_PROBLEM REQUIREMENTS:_ Collect each line of the records containing the string "превышающий".

------------

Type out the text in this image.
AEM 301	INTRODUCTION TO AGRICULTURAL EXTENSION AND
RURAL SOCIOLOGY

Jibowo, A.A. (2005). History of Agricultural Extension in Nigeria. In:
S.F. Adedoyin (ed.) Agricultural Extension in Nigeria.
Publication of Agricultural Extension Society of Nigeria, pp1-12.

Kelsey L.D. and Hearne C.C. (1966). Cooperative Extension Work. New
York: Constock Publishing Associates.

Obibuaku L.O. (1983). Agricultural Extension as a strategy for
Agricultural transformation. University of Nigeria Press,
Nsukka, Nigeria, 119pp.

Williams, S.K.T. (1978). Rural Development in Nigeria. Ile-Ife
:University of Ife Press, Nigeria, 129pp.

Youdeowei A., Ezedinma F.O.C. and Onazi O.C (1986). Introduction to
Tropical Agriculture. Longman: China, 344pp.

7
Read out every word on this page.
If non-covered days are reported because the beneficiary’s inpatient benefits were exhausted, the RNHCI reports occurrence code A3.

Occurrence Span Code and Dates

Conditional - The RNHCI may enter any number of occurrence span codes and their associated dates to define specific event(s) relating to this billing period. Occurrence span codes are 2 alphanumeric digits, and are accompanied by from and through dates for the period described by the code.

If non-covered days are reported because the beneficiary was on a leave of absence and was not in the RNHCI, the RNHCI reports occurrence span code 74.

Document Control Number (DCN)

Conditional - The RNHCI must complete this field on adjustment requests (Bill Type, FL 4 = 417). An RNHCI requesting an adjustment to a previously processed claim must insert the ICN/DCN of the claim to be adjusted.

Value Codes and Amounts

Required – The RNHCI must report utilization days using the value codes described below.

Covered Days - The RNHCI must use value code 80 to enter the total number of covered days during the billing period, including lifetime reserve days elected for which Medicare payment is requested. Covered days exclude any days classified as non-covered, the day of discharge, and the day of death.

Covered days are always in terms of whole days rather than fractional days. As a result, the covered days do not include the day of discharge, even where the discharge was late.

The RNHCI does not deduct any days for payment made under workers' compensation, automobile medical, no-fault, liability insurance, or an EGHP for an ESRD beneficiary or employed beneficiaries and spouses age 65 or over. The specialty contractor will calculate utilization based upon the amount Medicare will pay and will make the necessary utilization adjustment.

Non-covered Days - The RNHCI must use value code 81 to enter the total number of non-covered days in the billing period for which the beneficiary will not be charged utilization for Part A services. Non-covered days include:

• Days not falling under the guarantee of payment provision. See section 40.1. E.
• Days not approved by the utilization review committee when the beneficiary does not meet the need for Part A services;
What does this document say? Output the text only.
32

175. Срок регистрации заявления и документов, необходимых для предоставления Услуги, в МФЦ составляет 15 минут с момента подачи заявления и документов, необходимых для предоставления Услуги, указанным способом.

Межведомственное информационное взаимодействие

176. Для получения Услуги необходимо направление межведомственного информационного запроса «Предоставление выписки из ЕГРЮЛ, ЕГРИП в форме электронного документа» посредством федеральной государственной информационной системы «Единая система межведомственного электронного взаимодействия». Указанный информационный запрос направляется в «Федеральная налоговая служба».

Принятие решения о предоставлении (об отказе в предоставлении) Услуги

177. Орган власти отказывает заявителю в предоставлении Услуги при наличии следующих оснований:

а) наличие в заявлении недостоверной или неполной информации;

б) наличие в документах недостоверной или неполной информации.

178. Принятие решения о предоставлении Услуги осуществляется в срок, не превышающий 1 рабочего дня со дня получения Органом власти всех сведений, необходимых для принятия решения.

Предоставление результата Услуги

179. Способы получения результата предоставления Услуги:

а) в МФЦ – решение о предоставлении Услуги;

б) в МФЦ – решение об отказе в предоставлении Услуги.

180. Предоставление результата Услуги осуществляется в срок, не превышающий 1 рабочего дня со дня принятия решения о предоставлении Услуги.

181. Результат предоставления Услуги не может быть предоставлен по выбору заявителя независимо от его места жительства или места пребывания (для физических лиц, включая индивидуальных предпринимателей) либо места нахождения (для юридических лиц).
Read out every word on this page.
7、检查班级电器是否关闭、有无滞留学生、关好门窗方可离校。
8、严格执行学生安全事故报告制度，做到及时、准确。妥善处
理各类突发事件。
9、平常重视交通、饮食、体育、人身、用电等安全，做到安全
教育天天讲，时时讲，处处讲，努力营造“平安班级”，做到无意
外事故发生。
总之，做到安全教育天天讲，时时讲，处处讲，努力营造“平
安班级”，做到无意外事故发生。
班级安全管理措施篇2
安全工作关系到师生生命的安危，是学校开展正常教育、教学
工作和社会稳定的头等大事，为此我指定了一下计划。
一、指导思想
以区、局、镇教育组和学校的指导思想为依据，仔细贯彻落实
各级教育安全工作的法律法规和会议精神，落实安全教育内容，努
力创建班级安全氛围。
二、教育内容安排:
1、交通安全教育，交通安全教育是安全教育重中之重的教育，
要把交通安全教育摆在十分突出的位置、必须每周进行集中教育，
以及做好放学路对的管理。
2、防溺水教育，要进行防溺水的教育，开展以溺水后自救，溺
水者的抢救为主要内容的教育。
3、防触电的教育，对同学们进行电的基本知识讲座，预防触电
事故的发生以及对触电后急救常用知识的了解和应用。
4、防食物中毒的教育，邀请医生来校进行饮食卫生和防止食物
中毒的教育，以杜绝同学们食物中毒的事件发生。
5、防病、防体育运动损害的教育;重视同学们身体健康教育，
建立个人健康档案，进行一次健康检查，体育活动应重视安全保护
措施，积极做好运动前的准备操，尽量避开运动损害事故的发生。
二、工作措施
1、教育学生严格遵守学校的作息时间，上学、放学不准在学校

------------

_CORRECT OUTPUT:_
178. Принятие решения о предоставлении Услуги осуществляется в срок, не превышающий 1 рабочего дня со дня получения Органом власти всех сведений, необходимых для принятия решения.
180. Предоставление результата Услуги осуществляется в срок, не превышающий 1 рабочего дня со дня принятия решения о предоставлении Услуги.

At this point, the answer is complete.